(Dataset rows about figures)
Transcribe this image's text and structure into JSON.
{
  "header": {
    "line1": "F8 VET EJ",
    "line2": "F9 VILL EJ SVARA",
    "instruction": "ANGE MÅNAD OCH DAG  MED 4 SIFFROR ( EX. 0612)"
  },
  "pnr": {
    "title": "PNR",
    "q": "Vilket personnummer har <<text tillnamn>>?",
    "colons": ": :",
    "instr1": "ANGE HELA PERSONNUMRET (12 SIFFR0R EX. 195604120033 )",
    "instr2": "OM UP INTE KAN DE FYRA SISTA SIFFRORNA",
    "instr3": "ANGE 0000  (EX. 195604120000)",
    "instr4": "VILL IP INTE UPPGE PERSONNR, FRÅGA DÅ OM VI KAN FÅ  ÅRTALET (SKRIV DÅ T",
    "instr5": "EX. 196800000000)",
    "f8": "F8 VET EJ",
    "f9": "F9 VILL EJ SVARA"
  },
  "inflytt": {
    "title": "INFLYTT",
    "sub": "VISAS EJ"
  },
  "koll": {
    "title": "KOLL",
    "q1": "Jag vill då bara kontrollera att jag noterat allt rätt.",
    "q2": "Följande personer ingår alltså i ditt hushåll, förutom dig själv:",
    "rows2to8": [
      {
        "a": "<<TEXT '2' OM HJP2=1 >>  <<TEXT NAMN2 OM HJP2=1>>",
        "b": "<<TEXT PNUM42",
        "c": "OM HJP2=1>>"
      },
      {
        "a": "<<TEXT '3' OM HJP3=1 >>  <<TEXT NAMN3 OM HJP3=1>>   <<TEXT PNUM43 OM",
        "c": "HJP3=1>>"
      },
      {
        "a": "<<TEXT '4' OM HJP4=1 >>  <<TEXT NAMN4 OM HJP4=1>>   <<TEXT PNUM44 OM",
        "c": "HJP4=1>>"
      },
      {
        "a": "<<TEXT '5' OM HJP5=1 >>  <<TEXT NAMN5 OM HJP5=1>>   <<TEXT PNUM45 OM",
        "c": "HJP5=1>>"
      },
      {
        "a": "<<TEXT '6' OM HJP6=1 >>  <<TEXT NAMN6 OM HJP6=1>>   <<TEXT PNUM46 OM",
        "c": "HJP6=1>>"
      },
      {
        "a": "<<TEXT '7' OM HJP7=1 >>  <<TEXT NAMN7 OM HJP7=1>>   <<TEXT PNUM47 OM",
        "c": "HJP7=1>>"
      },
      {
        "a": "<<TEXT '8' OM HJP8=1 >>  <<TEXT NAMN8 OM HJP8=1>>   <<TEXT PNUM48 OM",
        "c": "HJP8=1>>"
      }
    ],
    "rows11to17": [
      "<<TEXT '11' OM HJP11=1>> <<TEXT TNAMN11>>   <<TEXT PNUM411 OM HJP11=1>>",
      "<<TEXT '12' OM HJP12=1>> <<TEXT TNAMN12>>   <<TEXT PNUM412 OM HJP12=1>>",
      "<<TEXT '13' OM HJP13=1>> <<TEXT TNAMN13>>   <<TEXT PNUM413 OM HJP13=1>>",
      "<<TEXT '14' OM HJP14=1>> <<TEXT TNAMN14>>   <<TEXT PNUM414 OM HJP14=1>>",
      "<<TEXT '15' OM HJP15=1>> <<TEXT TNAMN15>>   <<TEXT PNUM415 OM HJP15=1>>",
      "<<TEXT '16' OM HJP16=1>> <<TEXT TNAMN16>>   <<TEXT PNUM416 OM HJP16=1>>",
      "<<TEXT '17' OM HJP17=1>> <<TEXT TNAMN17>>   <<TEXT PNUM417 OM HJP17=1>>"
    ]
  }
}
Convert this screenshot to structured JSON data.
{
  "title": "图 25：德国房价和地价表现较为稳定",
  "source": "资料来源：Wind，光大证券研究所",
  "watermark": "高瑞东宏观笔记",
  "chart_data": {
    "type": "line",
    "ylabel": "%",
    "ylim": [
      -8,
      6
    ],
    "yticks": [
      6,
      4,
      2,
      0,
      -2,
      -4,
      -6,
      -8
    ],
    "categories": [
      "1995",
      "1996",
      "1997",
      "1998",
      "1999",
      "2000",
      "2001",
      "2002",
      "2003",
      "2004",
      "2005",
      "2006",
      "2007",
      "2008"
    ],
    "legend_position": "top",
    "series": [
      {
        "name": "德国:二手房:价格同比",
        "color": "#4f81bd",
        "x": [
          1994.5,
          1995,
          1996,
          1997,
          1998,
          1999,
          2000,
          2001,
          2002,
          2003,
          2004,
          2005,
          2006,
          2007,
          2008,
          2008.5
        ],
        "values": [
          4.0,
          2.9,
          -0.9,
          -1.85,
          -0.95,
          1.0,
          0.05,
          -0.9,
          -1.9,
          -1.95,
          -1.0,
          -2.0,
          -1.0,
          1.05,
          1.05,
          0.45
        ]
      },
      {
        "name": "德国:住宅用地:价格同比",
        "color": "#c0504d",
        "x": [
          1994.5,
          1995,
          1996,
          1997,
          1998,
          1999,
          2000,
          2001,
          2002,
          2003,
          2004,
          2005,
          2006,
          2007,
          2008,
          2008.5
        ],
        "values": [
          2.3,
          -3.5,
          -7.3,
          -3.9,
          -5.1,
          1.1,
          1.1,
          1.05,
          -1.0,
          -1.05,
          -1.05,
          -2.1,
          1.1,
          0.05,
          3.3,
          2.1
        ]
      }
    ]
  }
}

# [What you should do]
Extract the complete set of records unchanged.

# [Exercise response]
Transcribe this image's text and structure into JSON.
{
  "header": {
    "line1": "F8 VET EJ",
    "line2": "F9 VILL EJ SVARA",
    "instruction": "ANGE MÅNAD OCH DAG  MED 4 SIFFROR ( EX. 0612)"
  },
  "pnr": {
    "title": "PNR",
    "q": "Vilket personnummer har <<text tillnamn>>?",
    "colons": ": :",
    "instr1": "ANGE HELA PERSONNUMRET (12 SIFFR0R EX. 195604120033 )",
    "instr2": "OM UP INTE KAN DE FYRA SISTA SIFFRORNA",
    "instr3": "ANGE 0000  (EX. 195604120000)",
    "instr4": "VILL IP INTE UPPGE PERSONNR, FRÅGA DÅ OM VI KAN FÅ  ÅRTALET (SKRIV DÅ T",
    "instr5": "EX. 196800000000)",
    "f8": "F8 VET EJ",
    "f9": "F9 VILL EJ SVARA"
  },
  "inflytt": {
    "title": "INFLYTT",
    "sub": "VISAS EJ"
  },
  "koll": {
    "title": "KOLL",
    "q1": "Jag vill då bara kontrollera att jag noterat allt rätt.",
    "q2": "Följande personer ingår alltså i ditt hushåll, förutom dig själv:",
    "rows2to8": [
      {
        "a": "<<TEXT '2' OM HJP2=1 >>  <<TEXT NAMN2 OM HJP2=1>>",
        "b": "<<TEXT PNUM42",
        "c": "OM HJP2=1>>"
      },
      {
        "a": "<<TEXT '3' OM HJP3=1 >>  <<TEXT NAMN3 OM HJP3=1>>   <<TEXT PNUM43 OM",
        "c": "HJP3=1>>"
      },
      {
        "a": "<<TEXT '4' OM HJP4=1 >>  <<TEXT NAMN4 OM HJP4=1>>   <<TEXT PNUM44 OM",
        "c": "HJP4=1>>"
      },
      {
        "a": "<<TEXT '5' OM HJP5=1 >>  <<TEXT NAMN5 OM HJP5=1>>   <<TEXT PNUM45 OM",
        "c": "HJP5=1>>"
      },
      {
        "a": "<<TEXT '6' OM HJP6=1 >>  <<TEXT NAMN6 OM HJP6=1>>   <<TEXT PNUM46 OM",
        "c": "HJP6=1>>"
      },
      {
        "a": "<<TEXT '7' OM HJP7=1 >>  <<TEXT NAMN7 OM HJP7=1>>   <<TEXT PNUM47 OM",
        "c": "HJP7=1>>"
      },
      {
        "a": "<<TEXT '8' OM HJP8=1 >>  <<TEXT NAMN8 OM HJP8=1>>   <<TEXT PNUM48 OM",
        "c": "HJP8=1>>"
      }
    ],
    "rows11to17": [
      "<<TEXT '11' OM HJP11=1>> <<TEXT TNAMN11>>   <<TEXT PNUM411 OM HJP11=1>>",
      "<<TEXT '12' OM HJP12=1>> <<TEXT TNAMN12>>   <<TEXT PNUM412 OM HJP12=1>>",
      "<<TEXT '13' OM HJP13=1>> <<TEXT TNAMN13>>   <<TEXT PNUM413 OM HJP13=1>>",
      "<<TEXT '14' OM HJP14=1>> <<TEXT TNAMN14>>   <<TEXT PNUM414 OM HJP14=1>>",
      "<<TEXT '15' OM HJP15=1>> <<TEXT TNAMN15>>   <<TEXT PNUM415 OM HJP15=1>>",
      "<<TEXT '16' OM HJP16=1>> <<TEXT TNAMN16>>   <<TEXT PNUM416 OM HJP16=1>>",
      "<<TEXT '17' OM HJP17=1>> <<TEXT TNAMN17>>   <<TEXT PNUM417 OM HJP17=1>>"
    ]
  }
}
Convert this screenshot to structured JSON data.
{
  "title": "图 25：德国房价和地价表现较为稳定",
  "source": "资料来源：Wind，光大证券研究所",
  "watermark": "高瑞东宏观笔记",
  "chart_data": {
    "type": "line",
    "ylabel": "%",
    "ylim": [
      -8,
      6
    ],
    "yticks": [
      6,
      4,
      2,
      0,
      -2,
      -4,
      -6,
      -8
    ],
    "categories": [
      "1995",
      "1996",
      "1997",
      "1998",
      "1999",
      "2000",
      "2001",
      "2002",
      "2003",
      "2004",
      "2005",
      "2006",
      "2007",
      "2008"
    ],
    "legend_position": "top",
    "series": [
      {
        "name": "德国:二手房:价格同比",
        "color": "#4f81bd",
        "x": [
          1994.5,
          1995,
          1996,
          1997,
          1998,
          1999,
          2000,
          2001,
          2002,
          2003,
          2004,
          2005,
          2006,
          2007,
          2008,
          2008.5
        ],
        "values": [
          4.0,
          2.9,
          -0.9,
          -1.85,
          -0.95,
          1.0,
          0.05,
          -0.9,
          -1.9,
          -1.95,
          -1.0,
          -2.0,
          -1.0,
          1.05,
          1.05,
          0.45
        ]
      },
      {
        "name": "德国:住宅用地:价格同比",
        "color": "#c0504d",
        "x": [
          1994.5,
          1995,
          1996,
          1997,
          1998,
          1999,
          2000,
          2001,
          2002,
          2003,
          2004,
          2005,
          2006,
          2007,
          2008,
          2008.5
        ],
        "values": [
          2.3,
          -3.5,
          -7.3,
          -3.9,
          -5.1,
          1.1,
          1.1,
          1.05,
          -1.0,
          -1.05,
          -1.05,
          -2.1,
          1.1,
          0.05,
          3.3,
          2.1
        ]
      }
    ]
  }
}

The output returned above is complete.